*Problem to solve*
Report the count of lines in the records that contain "Heidelberg", without any added text.
- - - -
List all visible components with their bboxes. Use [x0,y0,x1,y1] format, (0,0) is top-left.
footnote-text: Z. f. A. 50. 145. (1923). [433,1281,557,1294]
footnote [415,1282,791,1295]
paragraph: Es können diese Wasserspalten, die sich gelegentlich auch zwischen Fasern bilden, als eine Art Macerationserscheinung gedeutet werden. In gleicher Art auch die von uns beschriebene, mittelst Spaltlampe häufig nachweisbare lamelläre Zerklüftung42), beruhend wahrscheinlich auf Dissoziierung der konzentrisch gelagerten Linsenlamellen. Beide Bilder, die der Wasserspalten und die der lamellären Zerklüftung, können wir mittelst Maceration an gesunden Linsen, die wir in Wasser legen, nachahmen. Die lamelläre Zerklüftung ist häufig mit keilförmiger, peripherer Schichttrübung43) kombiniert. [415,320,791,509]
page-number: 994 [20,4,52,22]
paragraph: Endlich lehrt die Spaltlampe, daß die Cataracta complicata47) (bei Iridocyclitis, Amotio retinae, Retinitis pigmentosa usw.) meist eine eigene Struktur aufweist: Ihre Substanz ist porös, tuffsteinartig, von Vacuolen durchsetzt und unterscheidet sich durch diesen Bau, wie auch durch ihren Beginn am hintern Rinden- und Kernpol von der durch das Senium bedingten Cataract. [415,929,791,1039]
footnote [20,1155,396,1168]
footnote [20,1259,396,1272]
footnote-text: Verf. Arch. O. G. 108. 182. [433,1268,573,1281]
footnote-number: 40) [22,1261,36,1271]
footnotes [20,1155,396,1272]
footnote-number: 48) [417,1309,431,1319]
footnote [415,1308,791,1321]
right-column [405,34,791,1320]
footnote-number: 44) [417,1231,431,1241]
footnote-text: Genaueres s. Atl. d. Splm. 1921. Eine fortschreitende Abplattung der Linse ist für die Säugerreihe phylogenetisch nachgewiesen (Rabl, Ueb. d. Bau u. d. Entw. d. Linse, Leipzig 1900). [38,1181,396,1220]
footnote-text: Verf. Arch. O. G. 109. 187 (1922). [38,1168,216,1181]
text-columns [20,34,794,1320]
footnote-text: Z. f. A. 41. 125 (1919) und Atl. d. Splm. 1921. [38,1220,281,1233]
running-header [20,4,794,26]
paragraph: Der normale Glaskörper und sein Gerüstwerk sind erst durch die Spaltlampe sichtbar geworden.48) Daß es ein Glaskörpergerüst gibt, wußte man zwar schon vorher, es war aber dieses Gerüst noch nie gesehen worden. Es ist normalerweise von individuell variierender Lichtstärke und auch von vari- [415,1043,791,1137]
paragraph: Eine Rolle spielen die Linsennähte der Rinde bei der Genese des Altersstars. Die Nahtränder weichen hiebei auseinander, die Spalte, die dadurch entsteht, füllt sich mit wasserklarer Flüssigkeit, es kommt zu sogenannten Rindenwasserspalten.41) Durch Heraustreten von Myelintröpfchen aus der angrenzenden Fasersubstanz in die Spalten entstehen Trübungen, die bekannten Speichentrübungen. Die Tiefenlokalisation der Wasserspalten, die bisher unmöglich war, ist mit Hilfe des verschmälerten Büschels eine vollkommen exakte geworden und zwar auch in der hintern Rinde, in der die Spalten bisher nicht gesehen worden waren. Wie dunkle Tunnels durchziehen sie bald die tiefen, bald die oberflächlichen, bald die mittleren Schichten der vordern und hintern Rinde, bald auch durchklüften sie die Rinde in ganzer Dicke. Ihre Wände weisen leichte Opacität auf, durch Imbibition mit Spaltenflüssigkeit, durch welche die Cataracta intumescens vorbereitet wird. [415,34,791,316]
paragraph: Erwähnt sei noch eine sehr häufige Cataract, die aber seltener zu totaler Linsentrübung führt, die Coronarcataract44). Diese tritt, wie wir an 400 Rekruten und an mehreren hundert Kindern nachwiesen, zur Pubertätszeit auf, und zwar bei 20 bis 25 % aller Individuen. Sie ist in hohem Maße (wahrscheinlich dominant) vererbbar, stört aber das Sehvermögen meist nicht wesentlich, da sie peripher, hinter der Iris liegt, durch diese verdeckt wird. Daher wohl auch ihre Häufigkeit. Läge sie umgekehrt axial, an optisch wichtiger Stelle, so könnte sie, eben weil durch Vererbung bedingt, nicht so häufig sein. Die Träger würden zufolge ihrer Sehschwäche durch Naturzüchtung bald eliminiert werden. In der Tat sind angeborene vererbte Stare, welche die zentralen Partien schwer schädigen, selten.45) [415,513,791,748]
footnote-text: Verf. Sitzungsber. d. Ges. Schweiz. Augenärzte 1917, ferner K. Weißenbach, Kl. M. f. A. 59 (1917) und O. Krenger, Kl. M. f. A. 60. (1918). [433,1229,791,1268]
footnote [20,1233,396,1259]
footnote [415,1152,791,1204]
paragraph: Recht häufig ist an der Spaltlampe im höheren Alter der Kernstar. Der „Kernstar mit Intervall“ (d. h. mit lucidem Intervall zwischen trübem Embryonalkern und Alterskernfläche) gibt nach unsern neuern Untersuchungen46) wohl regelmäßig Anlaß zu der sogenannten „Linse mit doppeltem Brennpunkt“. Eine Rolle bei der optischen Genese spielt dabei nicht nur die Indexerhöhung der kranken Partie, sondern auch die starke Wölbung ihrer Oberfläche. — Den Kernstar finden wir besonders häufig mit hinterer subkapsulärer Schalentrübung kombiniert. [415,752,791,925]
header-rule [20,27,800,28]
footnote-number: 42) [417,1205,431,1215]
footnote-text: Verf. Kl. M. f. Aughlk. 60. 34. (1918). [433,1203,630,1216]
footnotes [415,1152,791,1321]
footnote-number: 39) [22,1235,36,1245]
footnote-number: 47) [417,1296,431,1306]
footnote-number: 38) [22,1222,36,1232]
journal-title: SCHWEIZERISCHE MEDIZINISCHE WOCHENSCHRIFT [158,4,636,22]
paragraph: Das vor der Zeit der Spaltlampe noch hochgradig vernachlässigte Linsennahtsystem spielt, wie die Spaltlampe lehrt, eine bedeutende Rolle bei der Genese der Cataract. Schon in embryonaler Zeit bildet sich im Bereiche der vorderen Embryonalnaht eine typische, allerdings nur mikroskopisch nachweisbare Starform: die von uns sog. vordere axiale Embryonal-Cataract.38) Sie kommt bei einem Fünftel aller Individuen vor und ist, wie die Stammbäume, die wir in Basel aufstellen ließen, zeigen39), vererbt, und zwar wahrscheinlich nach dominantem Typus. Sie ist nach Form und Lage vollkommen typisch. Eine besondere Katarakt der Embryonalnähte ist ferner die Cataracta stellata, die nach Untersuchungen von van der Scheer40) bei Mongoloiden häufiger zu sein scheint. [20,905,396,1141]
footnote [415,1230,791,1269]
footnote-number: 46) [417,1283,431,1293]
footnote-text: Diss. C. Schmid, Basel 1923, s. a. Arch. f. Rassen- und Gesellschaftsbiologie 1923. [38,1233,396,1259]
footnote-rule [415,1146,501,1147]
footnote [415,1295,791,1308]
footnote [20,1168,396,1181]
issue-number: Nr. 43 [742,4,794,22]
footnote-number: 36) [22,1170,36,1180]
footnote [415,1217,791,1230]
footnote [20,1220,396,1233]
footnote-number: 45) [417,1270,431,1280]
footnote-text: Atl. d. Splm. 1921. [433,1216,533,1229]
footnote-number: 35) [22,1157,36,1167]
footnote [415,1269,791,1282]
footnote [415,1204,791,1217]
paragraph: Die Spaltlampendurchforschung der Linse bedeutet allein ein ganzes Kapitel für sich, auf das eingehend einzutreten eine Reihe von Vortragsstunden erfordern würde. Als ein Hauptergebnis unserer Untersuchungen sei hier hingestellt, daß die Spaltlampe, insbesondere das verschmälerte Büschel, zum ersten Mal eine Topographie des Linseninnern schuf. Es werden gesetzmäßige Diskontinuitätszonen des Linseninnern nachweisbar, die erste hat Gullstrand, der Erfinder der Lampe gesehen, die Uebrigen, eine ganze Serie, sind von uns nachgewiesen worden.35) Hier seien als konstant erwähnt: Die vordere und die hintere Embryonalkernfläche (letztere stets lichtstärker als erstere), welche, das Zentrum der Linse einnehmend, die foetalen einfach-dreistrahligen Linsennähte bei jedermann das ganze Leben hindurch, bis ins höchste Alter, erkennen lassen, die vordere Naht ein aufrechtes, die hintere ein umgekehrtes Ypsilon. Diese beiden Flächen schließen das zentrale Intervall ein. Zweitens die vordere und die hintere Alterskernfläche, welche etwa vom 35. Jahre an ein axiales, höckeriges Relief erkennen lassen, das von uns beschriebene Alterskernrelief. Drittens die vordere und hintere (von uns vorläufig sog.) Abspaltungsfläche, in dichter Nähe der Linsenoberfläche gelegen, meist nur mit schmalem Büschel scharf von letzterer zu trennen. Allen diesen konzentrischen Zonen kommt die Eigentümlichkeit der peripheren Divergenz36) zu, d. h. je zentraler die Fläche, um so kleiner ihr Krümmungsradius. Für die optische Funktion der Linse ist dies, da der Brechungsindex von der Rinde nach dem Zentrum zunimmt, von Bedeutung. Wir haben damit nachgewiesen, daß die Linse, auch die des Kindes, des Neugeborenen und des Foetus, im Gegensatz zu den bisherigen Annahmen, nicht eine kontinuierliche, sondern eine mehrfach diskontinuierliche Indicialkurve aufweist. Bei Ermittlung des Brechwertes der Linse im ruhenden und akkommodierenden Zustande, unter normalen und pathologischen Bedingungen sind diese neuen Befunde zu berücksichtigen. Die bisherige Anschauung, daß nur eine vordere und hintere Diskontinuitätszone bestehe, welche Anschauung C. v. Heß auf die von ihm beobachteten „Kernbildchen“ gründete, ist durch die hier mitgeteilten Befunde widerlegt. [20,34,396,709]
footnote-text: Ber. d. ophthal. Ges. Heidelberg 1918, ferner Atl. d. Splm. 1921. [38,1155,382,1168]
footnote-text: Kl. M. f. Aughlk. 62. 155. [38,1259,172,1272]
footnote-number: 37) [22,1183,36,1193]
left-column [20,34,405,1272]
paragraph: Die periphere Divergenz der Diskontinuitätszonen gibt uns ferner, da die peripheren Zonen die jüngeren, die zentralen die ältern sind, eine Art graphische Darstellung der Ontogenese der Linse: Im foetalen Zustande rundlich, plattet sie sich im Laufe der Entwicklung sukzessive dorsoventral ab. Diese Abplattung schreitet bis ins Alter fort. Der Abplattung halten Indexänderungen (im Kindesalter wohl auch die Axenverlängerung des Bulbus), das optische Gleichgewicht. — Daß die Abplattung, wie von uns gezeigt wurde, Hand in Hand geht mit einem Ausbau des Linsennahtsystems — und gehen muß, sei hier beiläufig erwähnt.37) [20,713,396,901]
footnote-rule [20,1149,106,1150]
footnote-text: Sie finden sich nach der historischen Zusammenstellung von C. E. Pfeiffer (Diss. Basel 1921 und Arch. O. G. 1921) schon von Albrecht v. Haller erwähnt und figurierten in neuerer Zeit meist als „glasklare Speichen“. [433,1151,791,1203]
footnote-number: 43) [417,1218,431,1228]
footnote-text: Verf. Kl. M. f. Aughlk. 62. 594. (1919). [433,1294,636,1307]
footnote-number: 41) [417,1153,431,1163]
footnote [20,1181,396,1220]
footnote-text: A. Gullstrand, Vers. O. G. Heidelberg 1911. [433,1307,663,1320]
- - - -
*Answer box*
2